→ Exercise: Your task is to copy every line of the entries that contains "参加をご遠慮ください".

--

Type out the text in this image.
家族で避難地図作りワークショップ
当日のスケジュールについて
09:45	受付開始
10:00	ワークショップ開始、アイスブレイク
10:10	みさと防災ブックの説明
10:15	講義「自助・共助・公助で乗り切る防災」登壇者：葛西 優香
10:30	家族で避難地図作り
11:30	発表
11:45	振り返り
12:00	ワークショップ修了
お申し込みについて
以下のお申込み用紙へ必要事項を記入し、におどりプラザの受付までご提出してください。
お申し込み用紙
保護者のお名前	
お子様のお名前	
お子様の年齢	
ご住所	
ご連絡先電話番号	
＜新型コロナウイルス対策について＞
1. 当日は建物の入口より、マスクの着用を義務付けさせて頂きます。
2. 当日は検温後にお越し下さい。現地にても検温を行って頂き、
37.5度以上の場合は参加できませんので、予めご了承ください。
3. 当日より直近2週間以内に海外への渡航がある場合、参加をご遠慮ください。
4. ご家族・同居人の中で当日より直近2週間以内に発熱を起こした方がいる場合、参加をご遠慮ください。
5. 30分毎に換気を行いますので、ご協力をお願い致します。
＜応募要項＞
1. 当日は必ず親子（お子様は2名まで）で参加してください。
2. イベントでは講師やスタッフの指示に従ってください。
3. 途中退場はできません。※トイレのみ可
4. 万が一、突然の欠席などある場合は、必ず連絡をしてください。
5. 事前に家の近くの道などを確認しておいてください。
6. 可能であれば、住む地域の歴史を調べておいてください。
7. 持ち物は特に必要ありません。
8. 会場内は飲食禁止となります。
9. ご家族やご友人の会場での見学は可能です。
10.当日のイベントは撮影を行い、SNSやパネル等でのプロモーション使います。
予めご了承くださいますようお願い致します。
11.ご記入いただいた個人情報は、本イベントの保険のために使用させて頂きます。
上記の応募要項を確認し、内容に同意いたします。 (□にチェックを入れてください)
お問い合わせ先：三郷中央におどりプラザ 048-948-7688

--

→ Expected answer:
3. 当日より直近2週間以内に海外への渡航がある場合、参加をご遠慮ください。
4. ご家族・同居人の中で当日より直近2週間以内に発熱を起こした方がいる場合、参加をご遠慮ください。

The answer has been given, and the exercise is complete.